Material for this exercise start
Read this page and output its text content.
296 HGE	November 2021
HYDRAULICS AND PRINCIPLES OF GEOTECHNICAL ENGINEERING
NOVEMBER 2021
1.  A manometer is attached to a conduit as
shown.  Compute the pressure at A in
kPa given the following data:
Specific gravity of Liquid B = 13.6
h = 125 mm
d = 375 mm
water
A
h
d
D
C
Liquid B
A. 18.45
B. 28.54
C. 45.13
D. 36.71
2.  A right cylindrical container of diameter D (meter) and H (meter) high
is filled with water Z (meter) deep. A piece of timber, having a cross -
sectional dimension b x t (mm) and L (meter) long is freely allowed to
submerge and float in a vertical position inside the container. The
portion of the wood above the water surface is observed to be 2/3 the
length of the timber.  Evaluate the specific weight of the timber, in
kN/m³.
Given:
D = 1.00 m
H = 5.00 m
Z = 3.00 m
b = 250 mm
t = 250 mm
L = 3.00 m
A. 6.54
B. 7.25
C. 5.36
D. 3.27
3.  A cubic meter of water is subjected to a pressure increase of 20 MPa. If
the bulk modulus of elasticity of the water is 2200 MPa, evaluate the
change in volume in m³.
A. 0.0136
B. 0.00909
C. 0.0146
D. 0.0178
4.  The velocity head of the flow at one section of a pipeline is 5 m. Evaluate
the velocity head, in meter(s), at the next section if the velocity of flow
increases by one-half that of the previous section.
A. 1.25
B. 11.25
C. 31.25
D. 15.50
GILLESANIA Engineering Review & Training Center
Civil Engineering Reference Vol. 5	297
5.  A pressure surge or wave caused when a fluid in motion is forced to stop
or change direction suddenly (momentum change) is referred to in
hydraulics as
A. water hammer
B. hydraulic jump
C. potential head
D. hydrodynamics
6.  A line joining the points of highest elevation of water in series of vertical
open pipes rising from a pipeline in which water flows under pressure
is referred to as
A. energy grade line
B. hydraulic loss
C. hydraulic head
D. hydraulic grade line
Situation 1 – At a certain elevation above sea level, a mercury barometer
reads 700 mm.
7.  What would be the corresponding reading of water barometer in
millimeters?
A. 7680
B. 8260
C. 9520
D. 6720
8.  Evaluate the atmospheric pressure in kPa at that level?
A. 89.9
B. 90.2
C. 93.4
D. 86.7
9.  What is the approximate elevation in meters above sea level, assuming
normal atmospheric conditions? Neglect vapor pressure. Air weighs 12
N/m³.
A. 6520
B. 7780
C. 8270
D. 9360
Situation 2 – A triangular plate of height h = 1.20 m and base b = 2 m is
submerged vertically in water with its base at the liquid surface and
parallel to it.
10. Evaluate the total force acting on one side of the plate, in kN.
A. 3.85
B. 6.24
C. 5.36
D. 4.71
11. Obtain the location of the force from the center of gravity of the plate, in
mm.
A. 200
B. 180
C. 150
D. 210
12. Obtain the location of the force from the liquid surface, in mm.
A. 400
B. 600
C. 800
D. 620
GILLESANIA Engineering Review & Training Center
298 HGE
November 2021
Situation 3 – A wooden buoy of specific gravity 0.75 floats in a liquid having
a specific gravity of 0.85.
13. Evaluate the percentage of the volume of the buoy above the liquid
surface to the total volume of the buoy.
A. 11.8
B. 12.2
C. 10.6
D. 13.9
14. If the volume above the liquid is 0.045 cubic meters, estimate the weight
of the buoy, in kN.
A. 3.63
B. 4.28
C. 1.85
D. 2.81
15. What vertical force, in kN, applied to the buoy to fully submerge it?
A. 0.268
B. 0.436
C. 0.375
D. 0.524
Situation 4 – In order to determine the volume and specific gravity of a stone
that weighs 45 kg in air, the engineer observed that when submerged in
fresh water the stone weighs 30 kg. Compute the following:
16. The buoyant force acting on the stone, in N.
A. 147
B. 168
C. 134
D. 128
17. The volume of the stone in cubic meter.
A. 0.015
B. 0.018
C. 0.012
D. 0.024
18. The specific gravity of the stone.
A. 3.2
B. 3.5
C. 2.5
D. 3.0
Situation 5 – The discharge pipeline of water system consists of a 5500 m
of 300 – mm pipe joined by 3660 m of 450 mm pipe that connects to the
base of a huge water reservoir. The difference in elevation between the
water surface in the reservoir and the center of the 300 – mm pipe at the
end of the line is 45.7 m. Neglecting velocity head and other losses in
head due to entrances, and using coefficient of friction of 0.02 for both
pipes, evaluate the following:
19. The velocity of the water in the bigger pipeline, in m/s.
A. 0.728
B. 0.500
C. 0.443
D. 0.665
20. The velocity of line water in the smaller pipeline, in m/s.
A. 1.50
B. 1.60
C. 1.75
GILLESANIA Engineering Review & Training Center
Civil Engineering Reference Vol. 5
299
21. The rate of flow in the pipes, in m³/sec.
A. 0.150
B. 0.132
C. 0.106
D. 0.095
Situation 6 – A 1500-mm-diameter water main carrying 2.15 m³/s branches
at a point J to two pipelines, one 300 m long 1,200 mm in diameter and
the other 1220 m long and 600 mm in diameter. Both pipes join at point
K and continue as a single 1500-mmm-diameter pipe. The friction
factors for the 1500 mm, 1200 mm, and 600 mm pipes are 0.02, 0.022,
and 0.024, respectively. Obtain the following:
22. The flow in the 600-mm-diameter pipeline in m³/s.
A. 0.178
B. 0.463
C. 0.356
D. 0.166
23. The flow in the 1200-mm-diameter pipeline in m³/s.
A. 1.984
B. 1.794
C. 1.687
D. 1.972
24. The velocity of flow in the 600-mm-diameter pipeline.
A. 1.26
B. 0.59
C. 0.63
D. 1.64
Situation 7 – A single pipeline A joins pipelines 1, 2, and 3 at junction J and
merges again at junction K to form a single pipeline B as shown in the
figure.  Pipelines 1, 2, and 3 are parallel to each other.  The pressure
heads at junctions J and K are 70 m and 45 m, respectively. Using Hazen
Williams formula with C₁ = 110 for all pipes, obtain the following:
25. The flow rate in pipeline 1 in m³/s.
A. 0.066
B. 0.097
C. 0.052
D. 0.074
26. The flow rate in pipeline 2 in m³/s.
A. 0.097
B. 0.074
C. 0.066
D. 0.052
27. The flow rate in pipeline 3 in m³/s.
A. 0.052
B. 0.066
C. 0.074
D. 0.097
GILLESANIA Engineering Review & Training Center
Material for this exercise end
Given instruction -
Check each line of the records for the word "from" and extract those that contain it.

Answer for this exercise -
open pipes rising from a pipeline in which water flows under pressure
11. Obtain the location of the force from the center of gravity of the plate, in
12. Obtain the location of the force from the liquid surface, in mm.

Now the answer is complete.